提示文:
---+---
2014-06-05 07:15:00 | 海外ネットワーク
6月1日 NHK海外ネットワーク


日本の消費税は世界的には一般的に付加価値税とよばれ140以上の国で導入されている。
品物やサービスの取引に広く課税をすることで財源を確保する付加価値税。
急成長が続くアフリカでも多くの国が採用している。
ただアフリカでは制度はあっても税金の徴収が上手くいっていない国が多いというのが現状である。
そのような国のひとつ ブルキナファソにビジネスチャンスを見出そうとする日本企業がある。

アフリカ西部 サハラ砂漠の南に位置するブルキナファソ。
国民1人当たりの年間所得は約6万円と最貧国のひとつだがいま大きな変化が起きつつある。
中国など新興国向けの農産物の輸出が好調で海外からの投資も増加。
ここ数年は10%近い経済成長が続き
人口1700万の国民の半数が携帯電話を手にするようになった。
経済が上向きになるなか税収を増やす手段として政府がいま目を向けているのが20年前に導入した付加価値税である。
税率は18%。
しかしこれまで期待通りに税収はあがっていない。
多くの店が売り上げをごまかして申告し脱税してきたからである。
この状況にビジネスチャンスを見出した日本の企業がある。
レジメーカー社長 山田哲夫さん(65)。
山田さんはブルキナファソ国税庁のトップと直接交渉した。
売り込んでいるのはレジに接続する黒い端末。
店のレジにつなぐだけで国税庁は店の売り上げを直接把握できるようになる。
(山田哲夫さん)
「すべての情報を入手できる。
 国税査察官がチェックするのと同じだ。」
店が売り上げをごまかし脱税するのを防げるとあってブルキナファソ政府は山田さんにまず500台を注文した。
山田さんは2か月に1回のペースでブルキナファソに出張している。
1か月の滞在を終え帰国した。
(山田哲夫さん)
「現場を見ないことには解決策は出ない。
 今後の戦略も練れない。」
山田さんの会社の従業員は12人。
大阪を拠点に30年近くレジを販売してきた。
脱税を防止するためのシステム開発にも力を入れ
これまでヨーロッパや中南米など23か国に40万台余を納入。
この分野では日本有数のメーカーになっている。
山田さんの会社が開発した端末の仕組みは
レジに接続された黒い端末に店の売り上げがすべて記録される。
端末は国税庁に設置されたサーバーに売り上げを毎日送信する。
また不正を防止するため端末がレジから取り外されるとレジを使えなくする機能ももりこまれている。
国税庁は設置された店の売り上げを確実に把握できるので不正を防げるという仕組みである。
---+---
提供データ:
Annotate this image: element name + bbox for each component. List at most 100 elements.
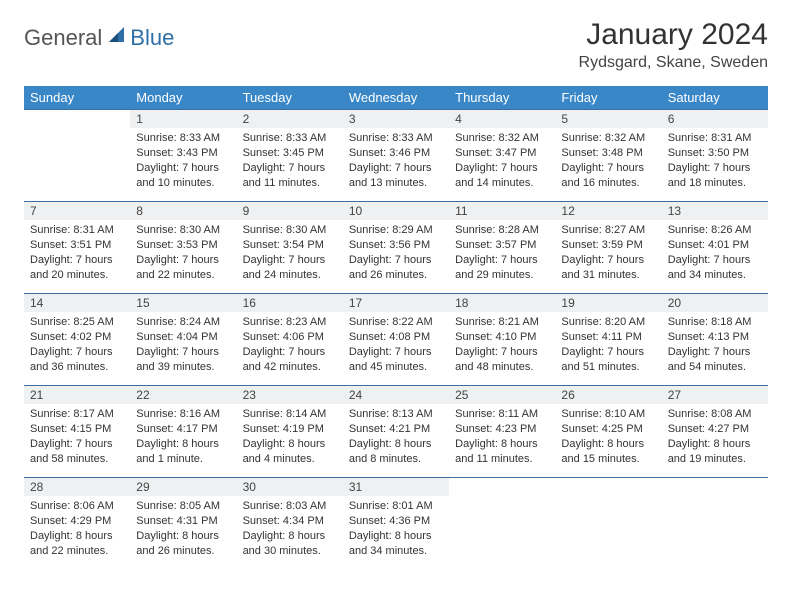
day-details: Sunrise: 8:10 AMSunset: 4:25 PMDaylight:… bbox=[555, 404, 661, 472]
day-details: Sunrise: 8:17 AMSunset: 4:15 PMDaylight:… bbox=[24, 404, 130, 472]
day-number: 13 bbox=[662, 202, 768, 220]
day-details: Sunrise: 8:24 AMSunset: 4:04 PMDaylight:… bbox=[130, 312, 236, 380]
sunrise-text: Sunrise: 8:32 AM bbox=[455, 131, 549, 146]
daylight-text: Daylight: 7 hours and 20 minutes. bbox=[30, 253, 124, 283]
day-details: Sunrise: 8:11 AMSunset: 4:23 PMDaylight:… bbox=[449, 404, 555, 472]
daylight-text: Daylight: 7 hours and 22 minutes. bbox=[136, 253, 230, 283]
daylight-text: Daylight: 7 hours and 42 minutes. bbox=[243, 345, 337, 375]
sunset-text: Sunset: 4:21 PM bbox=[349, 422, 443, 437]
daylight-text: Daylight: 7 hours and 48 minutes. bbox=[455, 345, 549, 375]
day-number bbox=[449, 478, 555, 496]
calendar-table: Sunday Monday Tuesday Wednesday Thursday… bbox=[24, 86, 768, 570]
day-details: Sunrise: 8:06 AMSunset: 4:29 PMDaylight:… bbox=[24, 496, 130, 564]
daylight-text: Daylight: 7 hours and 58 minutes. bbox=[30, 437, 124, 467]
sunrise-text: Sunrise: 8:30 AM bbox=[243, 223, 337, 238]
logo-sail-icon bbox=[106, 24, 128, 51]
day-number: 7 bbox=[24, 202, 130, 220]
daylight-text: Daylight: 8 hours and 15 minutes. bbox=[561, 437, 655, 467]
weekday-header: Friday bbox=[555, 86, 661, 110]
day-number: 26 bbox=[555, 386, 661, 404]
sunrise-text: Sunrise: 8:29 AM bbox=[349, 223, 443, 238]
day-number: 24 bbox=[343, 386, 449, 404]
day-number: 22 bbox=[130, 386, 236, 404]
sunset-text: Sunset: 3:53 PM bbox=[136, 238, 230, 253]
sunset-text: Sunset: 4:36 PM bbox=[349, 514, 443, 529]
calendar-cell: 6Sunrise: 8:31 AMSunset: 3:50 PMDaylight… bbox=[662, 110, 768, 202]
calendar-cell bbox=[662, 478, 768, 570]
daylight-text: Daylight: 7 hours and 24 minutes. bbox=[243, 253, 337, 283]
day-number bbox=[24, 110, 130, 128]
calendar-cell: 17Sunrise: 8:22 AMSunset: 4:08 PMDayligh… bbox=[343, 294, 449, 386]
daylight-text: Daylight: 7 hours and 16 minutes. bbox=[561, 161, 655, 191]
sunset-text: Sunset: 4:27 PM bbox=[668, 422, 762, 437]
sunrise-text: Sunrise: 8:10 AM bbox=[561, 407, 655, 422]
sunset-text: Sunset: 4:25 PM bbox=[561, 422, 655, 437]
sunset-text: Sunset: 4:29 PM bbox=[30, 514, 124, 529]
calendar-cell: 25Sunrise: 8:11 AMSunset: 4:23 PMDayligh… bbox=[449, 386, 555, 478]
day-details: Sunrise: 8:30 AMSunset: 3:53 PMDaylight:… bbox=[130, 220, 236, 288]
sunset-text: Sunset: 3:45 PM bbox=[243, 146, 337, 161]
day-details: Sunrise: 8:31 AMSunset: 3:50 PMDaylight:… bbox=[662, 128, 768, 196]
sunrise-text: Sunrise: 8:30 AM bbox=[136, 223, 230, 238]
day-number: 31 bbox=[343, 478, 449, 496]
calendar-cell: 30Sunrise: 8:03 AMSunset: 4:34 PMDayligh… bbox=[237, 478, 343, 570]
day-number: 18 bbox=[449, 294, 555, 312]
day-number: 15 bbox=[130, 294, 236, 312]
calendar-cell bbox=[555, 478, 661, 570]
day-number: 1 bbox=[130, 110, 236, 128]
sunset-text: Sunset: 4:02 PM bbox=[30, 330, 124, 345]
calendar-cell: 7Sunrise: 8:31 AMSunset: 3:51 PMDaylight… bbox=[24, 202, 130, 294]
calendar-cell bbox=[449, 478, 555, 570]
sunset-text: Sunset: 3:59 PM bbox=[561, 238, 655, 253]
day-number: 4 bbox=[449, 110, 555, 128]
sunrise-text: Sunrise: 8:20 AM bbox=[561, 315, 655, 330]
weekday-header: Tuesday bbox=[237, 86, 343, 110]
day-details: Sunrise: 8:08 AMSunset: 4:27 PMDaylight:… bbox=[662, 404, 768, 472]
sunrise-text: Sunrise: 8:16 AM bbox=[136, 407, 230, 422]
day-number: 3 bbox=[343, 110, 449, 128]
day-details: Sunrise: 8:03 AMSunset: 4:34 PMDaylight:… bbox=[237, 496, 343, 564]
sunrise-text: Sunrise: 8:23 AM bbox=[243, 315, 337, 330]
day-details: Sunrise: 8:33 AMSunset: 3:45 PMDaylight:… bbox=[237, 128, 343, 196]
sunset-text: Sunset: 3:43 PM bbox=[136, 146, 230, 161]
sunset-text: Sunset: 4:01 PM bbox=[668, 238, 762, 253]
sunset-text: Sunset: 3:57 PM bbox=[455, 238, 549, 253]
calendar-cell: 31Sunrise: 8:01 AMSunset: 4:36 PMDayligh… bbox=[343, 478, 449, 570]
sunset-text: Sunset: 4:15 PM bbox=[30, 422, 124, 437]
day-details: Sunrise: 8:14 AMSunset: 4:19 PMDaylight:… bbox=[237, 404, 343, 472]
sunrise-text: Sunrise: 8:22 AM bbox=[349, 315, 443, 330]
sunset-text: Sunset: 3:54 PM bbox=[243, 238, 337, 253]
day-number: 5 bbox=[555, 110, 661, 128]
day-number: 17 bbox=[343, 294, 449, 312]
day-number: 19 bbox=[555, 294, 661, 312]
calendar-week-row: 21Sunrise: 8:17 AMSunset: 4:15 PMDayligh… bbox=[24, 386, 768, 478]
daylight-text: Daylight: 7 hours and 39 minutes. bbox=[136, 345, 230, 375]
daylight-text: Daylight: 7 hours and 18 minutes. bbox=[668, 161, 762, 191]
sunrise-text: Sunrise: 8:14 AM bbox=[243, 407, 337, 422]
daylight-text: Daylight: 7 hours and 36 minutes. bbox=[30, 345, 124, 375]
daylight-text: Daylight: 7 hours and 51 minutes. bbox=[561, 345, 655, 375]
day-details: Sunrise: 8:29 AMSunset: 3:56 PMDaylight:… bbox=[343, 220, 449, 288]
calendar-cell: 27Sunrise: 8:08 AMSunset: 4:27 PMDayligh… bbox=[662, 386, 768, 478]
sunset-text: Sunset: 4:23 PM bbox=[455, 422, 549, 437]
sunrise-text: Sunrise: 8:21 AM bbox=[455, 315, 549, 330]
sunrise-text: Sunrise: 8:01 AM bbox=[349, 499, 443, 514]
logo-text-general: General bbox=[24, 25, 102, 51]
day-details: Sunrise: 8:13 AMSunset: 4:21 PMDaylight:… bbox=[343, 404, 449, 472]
---+---
課題:
- a) ブルキナファソの付加価値税に関する文章で「日本の消費税は」で始まる段落を、主な事実を残して箇条書きに縮めよ。
- b) ブルキナファソの付加価値税に関する文章のうち、「日本の消費税は世界的には一般」から始まり「アフリカ西部 サハラ砂漠の南に位置するブルキナファソ。」までの部分を、一字も変えずに引用せよ。
- c) ブルキナファソの付加価値税に関する文章の最後の文に続けて、その先を書け。

課題ごとの解答:
- a)
- 日本の消費税は、世界では一般に付加価値税と呼ばれ、140以上の国で導入されている。
- 品物やサービスの取引に広く課税し、財源を確保する税である。
- 急成長が続くアフリカでも多くの国が採用しているが、徴収がうまくいっていない国が多い。
- そのような国のひとつであるブルキナファソに、ビジネスチャンスを見出そうとする日本企業がある。

- b)
日本の消費税は世界的には一般的に付加価値税とよばれ140以上の国で導入されている。
品物やサービスの取引に広く課税をすることで財源を確保する付加価値税。
急成長が続くアフリカでも多くの国が採用している。
ただアフリカでは制度はあっても税金の徴収が上手くいっていない国が多いというのが現状である。
そのような国のひとつ ブルキナファソにビジネスチャンスを見出そうとする日本企業がある。

アフリカ西部 サハラ砂漠の南に位置するブルキナファソ。

- c)
山田さんはこうした端末とサーバーをセットで売り込んでいる。
今回の売り込みを突破口にしてアフリカ各国への売り込みに弾みをつけようという狙いである。
(山田哲夫さん)
「我々のシステムはインフラに手を加えず
 設置すればあすから情報が集まってくる。
 ぜひ今チャンスのあるアフリカに攻め込みたい。」
しかし実際に導入されるまで安心できない。
ほかのアフリカの国では契約が突然白紙に戻った経験があったからである。
「契約というのは紙切れなのでいつ止まるかわからない。
 アフリカでは明日何があるかわからない。
 きょう何があってもわからないという感覚で物事をとらえていかないと。」
端末が将来国内のあらゆる店舗に設置されるようになるには法律に基づいて義務付けることが欠かせない。
山田さんはブルキナファソ政府にその方針を速やかに国民に明らかにするよう働きかけてきた。
そして5月 国税庁はスーパーや飲食店など初めの500台を設置する小売店関係者を集め説明会を開催。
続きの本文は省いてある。